◆ Exercise description ◆
Tell how many lines carry the word "screenshot"; the reply is the number and nothing else.

◆ Listed entries ◆
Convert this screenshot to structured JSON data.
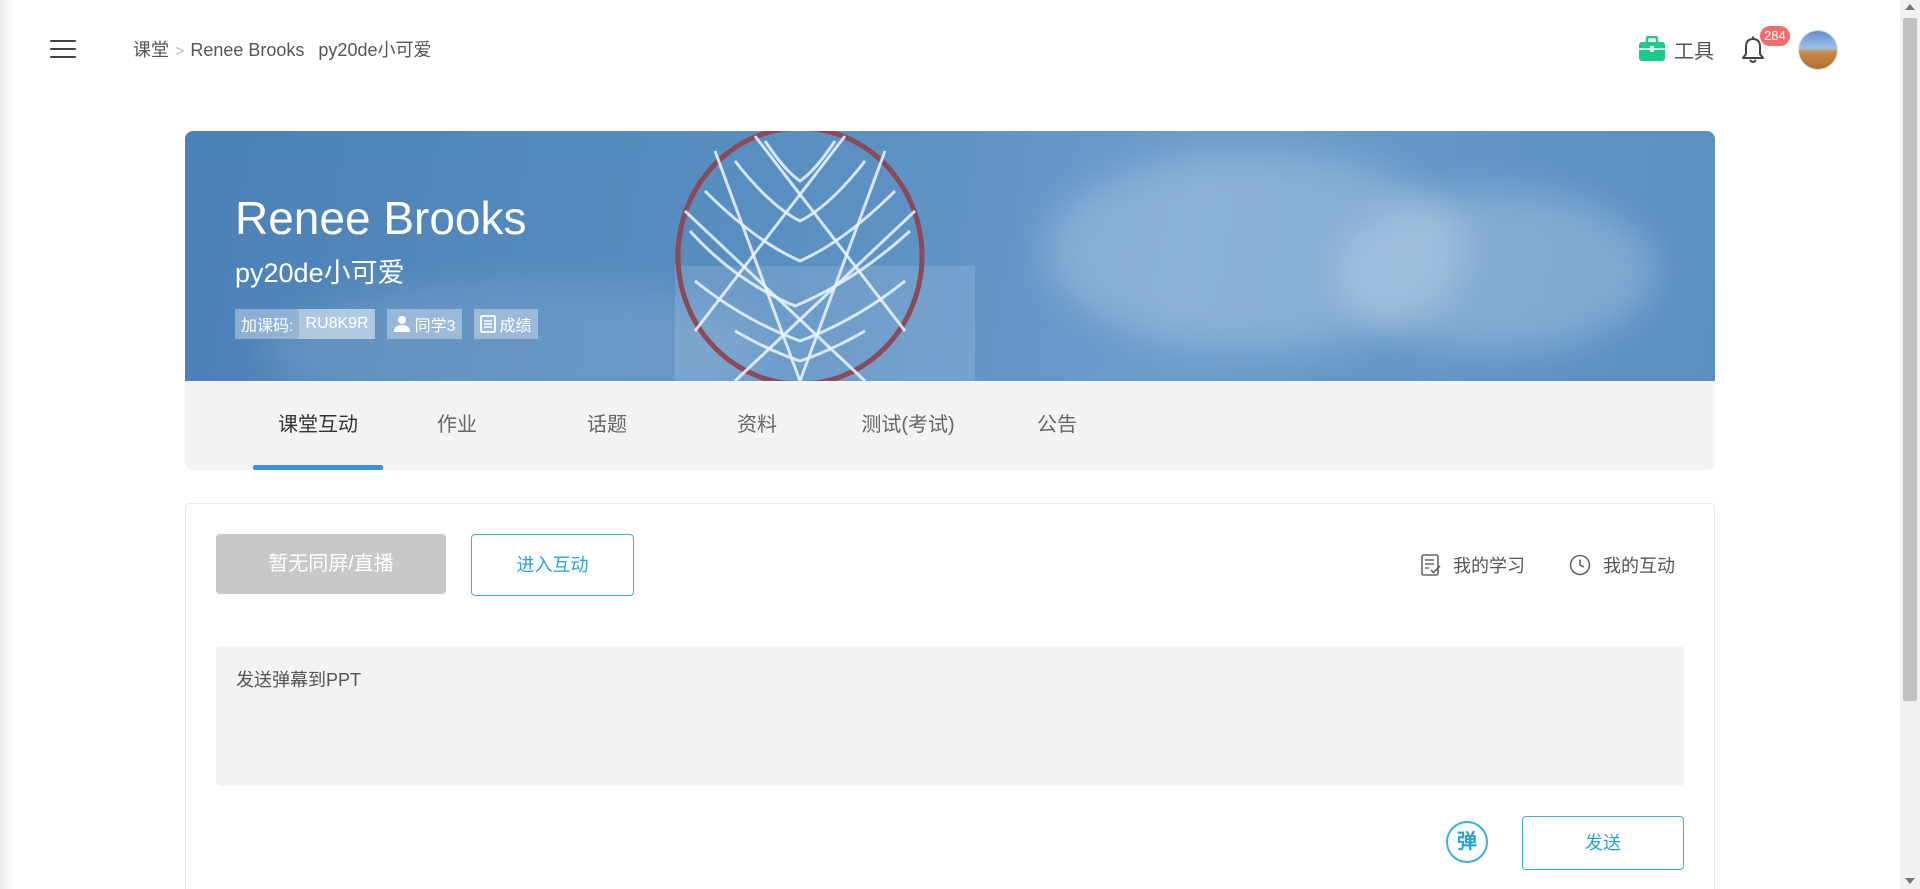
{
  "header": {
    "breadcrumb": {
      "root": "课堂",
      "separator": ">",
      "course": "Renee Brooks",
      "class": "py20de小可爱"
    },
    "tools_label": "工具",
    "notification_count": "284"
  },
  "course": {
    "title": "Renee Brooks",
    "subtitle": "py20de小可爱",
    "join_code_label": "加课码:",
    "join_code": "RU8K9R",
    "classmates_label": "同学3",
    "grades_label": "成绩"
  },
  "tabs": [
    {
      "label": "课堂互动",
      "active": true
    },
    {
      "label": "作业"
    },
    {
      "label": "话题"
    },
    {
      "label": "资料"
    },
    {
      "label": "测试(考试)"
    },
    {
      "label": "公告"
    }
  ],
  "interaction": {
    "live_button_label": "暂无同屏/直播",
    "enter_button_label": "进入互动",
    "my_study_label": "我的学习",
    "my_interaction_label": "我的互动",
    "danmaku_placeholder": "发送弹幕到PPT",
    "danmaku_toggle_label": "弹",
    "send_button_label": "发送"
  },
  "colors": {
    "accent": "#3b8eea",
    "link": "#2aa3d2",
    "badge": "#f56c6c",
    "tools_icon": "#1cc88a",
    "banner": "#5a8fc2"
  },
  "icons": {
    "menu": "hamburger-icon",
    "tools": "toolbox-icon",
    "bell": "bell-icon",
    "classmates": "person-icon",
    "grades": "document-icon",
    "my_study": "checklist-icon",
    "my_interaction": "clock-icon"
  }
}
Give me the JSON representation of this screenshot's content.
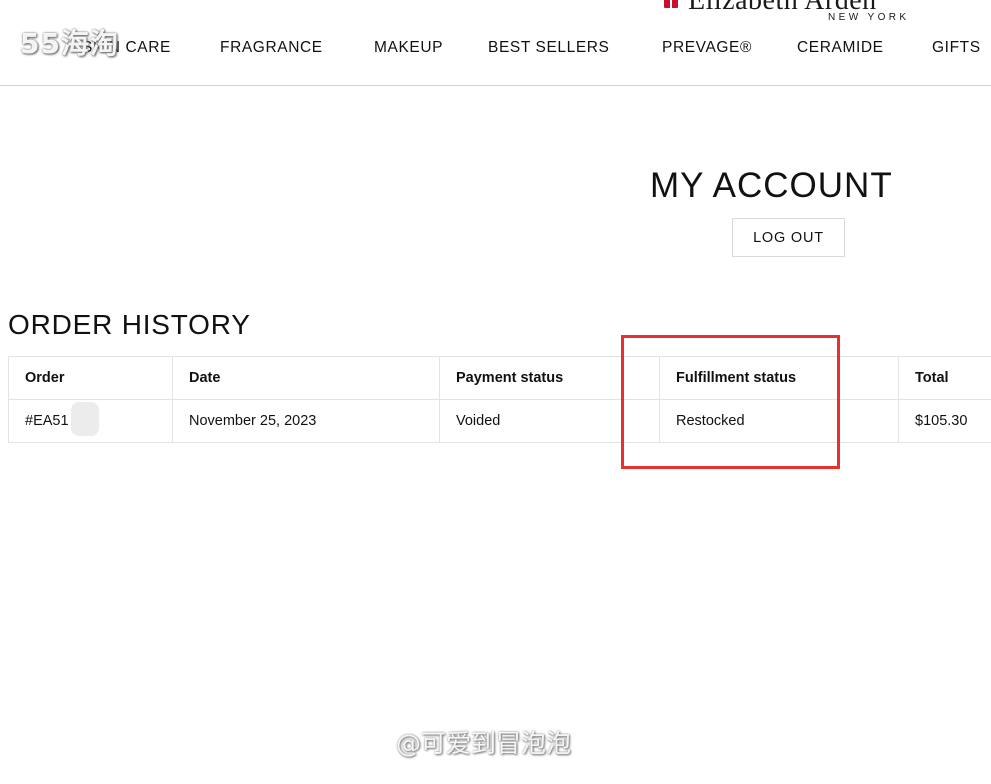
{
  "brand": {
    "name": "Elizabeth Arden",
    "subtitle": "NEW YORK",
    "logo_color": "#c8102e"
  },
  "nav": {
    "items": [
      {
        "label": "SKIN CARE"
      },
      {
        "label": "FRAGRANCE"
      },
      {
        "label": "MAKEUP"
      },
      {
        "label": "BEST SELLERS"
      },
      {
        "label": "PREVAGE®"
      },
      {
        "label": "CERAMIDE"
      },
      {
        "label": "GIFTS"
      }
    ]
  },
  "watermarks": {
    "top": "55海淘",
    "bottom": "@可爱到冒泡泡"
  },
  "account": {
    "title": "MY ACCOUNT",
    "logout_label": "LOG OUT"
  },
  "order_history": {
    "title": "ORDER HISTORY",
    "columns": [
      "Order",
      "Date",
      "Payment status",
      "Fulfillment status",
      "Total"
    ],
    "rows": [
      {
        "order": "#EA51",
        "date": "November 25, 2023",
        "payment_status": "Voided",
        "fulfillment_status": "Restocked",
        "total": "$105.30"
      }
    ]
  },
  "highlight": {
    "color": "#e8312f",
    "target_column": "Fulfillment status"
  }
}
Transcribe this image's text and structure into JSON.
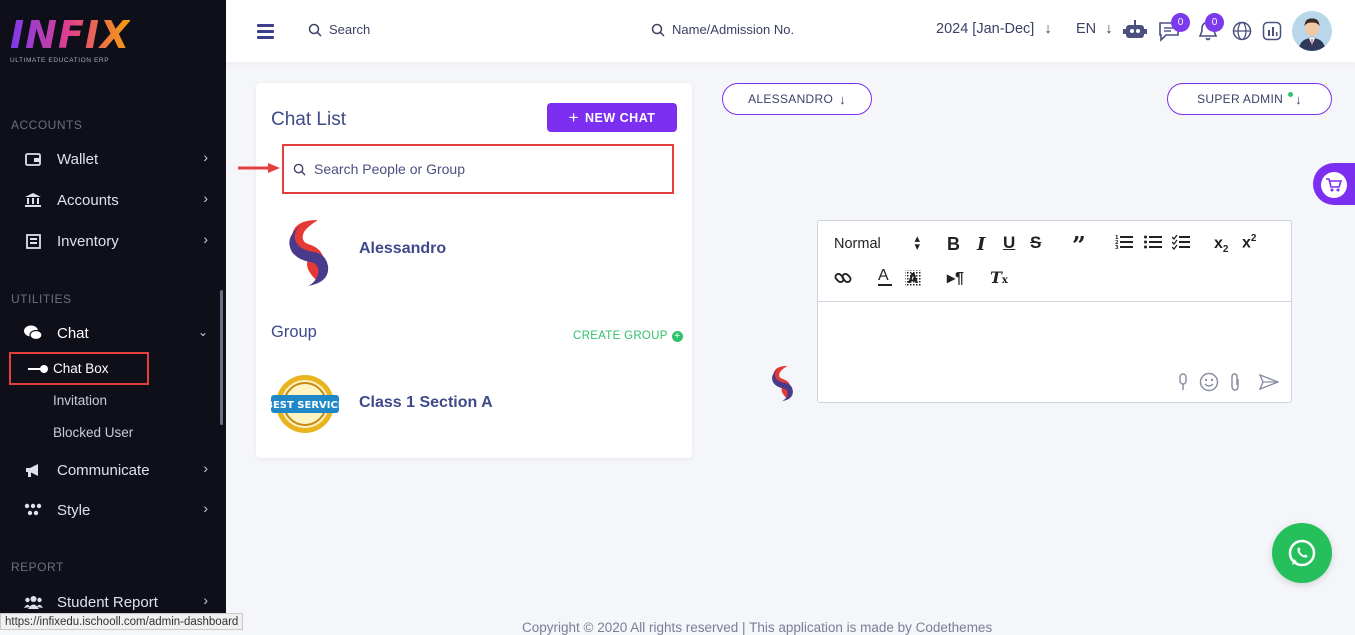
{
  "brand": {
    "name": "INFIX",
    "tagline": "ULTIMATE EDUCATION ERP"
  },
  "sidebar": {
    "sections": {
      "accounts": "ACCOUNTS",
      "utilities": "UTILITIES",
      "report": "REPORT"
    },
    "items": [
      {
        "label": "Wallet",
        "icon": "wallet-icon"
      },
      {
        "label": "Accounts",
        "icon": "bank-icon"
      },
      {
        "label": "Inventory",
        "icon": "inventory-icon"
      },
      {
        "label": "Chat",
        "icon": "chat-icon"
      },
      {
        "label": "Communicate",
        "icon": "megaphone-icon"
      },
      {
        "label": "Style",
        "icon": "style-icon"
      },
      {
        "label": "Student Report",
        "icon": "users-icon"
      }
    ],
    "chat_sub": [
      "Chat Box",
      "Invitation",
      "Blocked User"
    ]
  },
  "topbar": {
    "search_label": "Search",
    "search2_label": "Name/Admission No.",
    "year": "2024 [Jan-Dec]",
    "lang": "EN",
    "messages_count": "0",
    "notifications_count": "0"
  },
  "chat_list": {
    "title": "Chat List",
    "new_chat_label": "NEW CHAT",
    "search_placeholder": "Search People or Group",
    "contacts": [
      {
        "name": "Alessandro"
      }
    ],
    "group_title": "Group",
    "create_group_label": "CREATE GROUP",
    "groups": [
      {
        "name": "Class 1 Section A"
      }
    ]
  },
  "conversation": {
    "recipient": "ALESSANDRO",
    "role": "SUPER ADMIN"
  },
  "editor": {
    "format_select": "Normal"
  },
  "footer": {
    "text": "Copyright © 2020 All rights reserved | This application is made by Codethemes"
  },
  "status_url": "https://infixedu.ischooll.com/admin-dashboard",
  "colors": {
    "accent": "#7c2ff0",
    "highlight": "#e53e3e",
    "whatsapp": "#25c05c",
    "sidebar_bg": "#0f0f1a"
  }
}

◆ Result ◆
2